((

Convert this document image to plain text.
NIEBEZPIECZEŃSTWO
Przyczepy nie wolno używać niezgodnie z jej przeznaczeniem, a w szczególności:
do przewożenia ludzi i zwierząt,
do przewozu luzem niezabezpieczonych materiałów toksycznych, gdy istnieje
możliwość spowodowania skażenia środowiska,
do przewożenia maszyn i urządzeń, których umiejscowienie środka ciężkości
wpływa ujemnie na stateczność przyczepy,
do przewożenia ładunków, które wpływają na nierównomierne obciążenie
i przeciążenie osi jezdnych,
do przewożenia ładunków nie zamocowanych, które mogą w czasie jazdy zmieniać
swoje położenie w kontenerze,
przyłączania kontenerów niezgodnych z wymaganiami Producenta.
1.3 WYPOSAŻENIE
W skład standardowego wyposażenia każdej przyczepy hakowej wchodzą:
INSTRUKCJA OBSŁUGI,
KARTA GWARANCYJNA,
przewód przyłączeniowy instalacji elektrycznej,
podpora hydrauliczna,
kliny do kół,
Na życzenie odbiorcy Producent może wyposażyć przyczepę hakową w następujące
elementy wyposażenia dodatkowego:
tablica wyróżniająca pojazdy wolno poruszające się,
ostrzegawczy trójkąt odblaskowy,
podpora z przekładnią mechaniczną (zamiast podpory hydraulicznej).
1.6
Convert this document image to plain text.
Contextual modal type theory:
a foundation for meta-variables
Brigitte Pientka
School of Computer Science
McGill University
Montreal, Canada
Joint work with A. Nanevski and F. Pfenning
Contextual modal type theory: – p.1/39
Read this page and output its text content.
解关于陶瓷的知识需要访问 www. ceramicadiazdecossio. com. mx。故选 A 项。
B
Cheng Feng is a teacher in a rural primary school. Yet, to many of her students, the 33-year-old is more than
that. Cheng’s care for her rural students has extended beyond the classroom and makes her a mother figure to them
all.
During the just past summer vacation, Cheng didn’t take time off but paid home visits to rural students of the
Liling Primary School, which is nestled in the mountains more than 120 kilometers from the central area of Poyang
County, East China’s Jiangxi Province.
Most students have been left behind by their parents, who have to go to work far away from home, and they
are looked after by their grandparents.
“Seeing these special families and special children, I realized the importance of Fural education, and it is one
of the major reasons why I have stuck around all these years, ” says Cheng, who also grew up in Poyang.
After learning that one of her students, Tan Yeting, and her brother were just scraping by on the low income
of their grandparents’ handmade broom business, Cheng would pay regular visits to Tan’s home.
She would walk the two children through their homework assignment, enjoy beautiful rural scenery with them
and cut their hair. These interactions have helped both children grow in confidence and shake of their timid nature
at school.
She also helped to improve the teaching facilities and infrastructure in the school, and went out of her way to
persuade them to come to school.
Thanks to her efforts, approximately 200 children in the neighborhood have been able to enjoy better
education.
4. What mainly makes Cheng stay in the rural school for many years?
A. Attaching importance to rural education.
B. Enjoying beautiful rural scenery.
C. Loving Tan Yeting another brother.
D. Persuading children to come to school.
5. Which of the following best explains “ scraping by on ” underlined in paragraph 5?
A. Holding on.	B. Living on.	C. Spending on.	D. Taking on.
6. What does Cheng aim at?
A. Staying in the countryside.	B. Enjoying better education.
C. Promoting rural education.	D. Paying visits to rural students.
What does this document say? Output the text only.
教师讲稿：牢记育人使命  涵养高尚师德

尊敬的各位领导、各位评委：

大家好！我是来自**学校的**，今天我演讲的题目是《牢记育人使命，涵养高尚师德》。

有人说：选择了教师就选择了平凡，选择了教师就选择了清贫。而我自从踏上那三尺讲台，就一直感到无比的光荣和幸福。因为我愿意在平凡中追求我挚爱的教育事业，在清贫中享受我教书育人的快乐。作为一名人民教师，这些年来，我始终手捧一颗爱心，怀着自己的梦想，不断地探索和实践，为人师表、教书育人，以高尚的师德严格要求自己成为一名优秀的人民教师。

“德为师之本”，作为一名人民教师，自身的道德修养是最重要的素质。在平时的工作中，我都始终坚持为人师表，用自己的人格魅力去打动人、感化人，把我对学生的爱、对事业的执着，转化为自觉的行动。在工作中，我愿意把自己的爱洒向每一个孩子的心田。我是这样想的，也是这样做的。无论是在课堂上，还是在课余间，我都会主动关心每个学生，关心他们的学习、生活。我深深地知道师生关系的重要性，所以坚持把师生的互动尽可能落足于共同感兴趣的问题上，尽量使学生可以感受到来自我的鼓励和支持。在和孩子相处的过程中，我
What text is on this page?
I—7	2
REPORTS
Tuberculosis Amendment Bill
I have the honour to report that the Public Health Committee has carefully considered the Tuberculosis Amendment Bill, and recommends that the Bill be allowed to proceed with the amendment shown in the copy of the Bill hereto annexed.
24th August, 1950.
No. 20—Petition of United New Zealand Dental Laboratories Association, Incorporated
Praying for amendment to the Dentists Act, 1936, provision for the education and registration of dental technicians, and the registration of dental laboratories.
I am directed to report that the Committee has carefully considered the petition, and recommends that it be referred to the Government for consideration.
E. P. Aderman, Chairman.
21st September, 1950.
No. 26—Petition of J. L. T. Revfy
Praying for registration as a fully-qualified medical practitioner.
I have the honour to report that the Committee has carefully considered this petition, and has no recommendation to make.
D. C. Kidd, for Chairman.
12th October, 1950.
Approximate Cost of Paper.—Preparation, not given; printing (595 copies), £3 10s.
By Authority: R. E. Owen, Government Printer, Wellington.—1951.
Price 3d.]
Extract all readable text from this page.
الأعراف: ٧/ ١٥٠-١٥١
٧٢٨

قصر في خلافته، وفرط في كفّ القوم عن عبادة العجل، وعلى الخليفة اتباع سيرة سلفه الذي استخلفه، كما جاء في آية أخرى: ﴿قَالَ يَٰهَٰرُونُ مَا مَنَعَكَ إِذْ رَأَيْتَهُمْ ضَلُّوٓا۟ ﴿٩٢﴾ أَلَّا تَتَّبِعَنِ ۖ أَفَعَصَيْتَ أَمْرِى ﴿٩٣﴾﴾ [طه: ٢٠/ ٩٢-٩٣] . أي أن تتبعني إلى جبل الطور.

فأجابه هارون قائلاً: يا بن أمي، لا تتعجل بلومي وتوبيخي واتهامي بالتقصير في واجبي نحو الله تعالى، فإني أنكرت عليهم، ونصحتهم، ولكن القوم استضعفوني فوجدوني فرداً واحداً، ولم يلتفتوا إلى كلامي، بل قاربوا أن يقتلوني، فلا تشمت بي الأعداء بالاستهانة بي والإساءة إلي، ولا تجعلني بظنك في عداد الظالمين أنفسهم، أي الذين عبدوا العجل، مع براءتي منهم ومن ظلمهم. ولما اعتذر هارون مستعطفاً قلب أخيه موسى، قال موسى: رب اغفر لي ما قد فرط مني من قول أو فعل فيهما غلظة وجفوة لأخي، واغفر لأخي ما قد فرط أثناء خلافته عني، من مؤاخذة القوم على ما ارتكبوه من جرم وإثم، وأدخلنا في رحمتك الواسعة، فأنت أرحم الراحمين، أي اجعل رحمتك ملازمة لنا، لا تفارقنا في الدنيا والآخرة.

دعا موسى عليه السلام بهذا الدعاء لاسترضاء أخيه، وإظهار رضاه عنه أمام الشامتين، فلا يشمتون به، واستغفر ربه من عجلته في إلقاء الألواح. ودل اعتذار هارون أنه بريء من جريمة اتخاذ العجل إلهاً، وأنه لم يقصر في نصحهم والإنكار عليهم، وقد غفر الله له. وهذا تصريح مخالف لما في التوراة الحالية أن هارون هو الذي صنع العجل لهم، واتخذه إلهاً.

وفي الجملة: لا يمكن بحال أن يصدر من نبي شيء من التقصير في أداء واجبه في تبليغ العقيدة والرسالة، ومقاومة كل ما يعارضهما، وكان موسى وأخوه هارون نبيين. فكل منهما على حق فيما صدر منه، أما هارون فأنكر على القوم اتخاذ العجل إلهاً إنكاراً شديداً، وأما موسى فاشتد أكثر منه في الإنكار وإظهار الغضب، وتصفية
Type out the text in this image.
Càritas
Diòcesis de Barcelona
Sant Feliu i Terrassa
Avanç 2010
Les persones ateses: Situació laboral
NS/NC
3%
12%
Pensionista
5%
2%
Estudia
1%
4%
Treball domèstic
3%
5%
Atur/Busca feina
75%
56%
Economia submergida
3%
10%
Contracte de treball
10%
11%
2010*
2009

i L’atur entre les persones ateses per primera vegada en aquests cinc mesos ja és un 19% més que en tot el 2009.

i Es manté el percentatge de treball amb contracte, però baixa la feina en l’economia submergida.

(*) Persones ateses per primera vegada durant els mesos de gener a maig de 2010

))

Locate each line containing the string "Chairman" and show it.

E. P. Aderman, Chairman.
D. C. Kidd, for Chairman.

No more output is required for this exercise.